● Materials provided
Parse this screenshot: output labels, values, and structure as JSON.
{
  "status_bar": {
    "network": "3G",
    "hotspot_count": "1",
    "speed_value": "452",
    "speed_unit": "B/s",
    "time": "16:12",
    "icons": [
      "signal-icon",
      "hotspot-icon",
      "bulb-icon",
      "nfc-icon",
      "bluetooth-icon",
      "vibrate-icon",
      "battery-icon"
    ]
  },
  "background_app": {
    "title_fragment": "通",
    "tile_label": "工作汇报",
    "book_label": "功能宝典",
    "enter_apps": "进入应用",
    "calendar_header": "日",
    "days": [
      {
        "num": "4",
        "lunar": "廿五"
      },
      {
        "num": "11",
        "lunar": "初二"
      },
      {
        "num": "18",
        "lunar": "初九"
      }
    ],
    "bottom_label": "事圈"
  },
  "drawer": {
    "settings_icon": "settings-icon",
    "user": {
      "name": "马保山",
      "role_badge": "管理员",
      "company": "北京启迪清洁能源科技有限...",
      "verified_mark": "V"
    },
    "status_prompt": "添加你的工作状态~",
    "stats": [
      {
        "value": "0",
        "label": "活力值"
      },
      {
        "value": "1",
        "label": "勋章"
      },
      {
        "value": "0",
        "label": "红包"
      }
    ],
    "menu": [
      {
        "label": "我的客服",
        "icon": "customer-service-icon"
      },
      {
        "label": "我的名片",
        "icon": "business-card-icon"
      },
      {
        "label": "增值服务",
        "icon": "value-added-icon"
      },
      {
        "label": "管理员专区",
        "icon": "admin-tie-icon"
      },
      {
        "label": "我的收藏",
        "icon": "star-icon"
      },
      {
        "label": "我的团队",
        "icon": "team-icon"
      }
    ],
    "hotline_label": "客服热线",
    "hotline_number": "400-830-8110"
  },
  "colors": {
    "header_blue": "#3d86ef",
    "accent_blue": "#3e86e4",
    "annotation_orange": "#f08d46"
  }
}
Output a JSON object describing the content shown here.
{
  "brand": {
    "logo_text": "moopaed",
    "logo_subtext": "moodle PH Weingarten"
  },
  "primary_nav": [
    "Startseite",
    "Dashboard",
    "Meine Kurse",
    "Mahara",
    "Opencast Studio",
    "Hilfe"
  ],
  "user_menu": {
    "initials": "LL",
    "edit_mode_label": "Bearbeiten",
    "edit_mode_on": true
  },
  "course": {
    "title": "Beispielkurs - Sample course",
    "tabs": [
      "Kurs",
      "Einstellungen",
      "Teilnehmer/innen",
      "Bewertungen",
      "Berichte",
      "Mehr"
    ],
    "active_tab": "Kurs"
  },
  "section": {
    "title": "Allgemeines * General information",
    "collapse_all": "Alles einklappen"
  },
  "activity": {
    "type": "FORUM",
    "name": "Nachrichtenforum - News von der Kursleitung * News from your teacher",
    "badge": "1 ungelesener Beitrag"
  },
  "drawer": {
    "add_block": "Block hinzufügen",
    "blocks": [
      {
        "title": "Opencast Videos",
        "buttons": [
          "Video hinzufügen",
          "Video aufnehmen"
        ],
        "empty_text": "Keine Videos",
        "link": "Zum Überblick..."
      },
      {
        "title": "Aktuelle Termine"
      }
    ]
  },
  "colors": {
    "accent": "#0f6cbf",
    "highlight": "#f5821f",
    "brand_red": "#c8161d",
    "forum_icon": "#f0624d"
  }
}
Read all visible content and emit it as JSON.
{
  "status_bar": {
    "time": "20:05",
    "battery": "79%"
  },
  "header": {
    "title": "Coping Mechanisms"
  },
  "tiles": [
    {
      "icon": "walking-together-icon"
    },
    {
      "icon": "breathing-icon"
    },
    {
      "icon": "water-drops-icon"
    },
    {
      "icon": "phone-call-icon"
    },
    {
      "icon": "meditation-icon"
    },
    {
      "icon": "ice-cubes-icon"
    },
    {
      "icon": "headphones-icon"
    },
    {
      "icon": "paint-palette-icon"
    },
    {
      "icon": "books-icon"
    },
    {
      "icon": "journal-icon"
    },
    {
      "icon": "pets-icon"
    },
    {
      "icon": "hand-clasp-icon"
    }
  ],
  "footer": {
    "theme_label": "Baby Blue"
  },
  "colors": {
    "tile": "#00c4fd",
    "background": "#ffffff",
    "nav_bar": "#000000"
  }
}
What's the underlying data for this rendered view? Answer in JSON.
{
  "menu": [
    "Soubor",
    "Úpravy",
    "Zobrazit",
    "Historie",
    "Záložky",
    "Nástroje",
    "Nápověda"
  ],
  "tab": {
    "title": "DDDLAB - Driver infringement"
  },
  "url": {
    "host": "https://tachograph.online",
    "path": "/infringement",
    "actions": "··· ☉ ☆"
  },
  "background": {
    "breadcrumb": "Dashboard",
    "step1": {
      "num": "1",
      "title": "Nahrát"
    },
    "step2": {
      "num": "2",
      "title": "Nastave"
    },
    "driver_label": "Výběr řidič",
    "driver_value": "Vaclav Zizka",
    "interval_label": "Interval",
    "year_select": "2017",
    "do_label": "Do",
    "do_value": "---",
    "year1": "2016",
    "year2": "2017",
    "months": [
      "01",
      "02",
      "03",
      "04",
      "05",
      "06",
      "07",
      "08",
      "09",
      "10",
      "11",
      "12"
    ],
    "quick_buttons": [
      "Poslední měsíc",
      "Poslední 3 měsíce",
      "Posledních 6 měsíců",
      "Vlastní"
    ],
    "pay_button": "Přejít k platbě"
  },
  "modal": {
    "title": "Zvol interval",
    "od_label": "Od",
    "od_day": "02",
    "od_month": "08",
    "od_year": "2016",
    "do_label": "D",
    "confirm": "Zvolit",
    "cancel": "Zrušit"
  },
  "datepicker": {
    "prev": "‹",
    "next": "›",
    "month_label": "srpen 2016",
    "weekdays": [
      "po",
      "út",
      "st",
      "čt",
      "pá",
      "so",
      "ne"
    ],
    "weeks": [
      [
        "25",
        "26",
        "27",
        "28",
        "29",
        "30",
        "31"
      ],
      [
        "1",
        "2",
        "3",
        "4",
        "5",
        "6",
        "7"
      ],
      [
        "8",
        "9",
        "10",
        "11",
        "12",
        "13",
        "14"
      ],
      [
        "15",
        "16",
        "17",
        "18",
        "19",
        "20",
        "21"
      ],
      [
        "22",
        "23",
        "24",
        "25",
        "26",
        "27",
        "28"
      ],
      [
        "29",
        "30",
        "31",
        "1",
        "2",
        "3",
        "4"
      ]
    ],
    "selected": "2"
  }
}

● Set task
Copy every line of the listing that contains the word "hinzufügen".

● Result of the task
    "add_block": "Block hinzufügen",
          "Video hinzufügen",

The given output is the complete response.